→ **What you need to do**
Extend the forum thread on surf fishing with artificial lures, picking up after its last post.

→ **Reading passage**
————

# Quality VS Quantity



## Chris V (Oct 18, 2007)

April/May have been awesome. It's my favorite time of year to surf fish and using all artificials. Bait and Wait is fun too but I love walking and plugging along. 

Variety has been a little down but the quality has been there to make up for it. Last spring and summer I got huge numbers of Trout but smaller on average. This year, they are all big fish and this week along I've landed several between 25-27". Plugs, plastics and flies have all been working and some mornings have produced incredible topwater fishing with big Trout, Reds, Blues and Mackerel. 

Here'a few pics from this week. I only kept a few because they weren't going to make it. Trying to earn good Karma for that 30+ inch Speck lol


----------



## Bodupp (Oct 3, 2007)

Mighty fine, Chris. Is that topwater a walk-the-dog type lure?


----------



## Mac1528 (Mar 24, 2012)

Some great look'in trout. Love it from the surf. Used to wade the surf between the jetties in Maderia Beach early in the morning for my sows when I was a kid. Miss it a lot.

Sharing is Caring!


----------



## Chris V (Oct 18, 2007)

Bodupp said:


> Mighty fine, Chris. Is that topwater a walk-the-dog type lure?


I actually don't have the topwater(s) I've been using pictured. There's a couple different twitchbaits in the pictures. But yes, I have been using walk-the-dog style topwaters.

————

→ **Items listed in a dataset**
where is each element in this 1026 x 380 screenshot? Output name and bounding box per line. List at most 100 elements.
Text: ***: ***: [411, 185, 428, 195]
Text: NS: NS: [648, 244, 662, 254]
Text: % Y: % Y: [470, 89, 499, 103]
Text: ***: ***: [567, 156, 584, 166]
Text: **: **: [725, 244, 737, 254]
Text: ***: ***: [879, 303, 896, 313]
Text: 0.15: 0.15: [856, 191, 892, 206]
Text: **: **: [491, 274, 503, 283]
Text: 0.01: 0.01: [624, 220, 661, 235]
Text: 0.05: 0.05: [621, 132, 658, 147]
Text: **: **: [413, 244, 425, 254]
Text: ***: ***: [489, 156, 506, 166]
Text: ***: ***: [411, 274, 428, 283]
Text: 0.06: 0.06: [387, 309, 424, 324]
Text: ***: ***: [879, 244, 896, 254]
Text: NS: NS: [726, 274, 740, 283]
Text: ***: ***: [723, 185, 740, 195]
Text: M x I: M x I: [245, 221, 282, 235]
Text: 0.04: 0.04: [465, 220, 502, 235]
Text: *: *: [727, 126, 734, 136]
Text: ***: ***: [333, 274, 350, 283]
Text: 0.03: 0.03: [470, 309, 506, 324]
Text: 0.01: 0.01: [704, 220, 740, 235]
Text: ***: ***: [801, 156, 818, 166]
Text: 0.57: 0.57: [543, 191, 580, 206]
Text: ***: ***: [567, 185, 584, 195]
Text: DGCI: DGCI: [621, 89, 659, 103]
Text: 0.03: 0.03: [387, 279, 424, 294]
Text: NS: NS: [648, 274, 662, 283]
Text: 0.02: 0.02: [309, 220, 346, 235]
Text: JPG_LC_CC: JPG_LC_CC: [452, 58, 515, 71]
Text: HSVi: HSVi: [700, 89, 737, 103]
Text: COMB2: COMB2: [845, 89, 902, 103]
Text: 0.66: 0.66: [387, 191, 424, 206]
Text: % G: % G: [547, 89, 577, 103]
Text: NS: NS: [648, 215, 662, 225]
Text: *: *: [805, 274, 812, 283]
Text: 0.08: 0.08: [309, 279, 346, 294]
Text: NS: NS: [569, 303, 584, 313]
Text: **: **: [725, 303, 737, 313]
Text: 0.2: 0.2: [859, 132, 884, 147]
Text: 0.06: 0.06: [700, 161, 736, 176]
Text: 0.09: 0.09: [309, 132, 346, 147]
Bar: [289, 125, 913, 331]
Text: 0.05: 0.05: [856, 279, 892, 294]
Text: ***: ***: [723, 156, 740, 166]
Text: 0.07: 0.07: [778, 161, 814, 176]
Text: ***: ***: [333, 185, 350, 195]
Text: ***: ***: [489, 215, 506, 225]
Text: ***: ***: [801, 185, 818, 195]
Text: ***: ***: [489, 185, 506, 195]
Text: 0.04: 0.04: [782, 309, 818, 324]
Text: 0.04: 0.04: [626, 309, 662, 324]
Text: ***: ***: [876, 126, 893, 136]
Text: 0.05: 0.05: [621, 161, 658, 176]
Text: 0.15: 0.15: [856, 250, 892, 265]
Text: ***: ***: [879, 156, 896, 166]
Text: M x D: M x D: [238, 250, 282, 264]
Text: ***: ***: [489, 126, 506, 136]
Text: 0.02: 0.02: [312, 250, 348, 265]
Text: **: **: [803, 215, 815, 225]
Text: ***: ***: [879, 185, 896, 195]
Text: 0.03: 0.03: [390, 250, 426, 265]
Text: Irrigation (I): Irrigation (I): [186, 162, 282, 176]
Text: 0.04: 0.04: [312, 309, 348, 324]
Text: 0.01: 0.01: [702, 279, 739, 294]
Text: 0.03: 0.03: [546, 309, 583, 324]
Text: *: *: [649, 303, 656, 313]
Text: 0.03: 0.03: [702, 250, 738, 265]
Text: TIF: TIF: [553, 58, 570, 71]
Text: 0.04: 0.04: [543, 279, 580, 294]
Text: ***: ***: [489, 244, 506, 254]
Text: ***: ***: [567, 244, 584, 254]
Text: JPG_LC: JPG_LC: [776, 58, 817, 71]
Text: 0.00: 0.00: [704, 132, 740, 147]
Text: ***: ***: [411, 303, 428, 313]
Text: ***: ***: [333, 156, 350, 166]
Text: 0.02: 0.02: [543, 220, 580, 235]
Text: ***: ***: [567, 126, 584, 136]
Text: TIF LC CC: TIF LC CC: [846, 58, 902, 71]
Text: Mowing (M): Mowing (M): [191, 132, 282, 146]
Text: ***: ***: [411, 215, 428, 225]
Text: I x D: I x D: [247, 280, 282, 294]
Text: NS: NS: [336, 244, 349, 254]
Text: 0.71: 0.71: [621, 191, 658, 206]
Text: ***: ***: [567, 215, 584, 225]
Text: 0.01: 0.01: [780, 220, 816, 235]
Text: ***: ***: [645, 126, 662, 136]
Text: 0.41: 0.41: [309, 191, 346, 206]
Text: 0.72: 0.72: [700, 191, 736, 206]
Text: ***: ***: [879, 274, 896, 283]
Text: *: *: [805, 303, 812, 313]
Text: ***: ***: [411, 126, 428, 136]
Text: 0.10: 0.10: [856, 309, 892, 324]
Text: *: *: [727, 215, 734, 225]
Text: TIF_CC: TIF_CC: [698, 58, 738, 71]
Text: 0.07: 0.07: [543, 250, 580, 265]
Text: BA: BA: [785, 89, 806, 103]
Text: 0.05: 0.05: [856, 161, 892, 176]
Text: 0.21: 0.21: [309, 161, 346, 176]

————

→ **The answer**
----------



## Michael f sights (Jun 19, 2012)

Nice!


----------



## Beachbum420 (Apr 19, 2018)

Nice gator trout brother!


----------



## GROUPERKING (Sep 28, 2011)

I need to make myself get up and go one morning ! Nice fish Chris !


----------



## philfish (Mar 7, 2018)

Nice fish! Thanks for the report.I'm just getting started in salt water fishing. I was down in Mexico Beach a few weeks back Spanish, Blues, Lady fish on topwater walk the dog. Also threw Johnson sprite and kastmaster. Pompano on hair jigs. On the beach at 5:30 am. Only saw one guy throwing lures all week so good to see another plugger out there. Lots of people getting pompano on shrimp and fish bites


----------



## gatoryak (Mar 14, 2011)

Great catches and pics Chris! Always enjoy your reports.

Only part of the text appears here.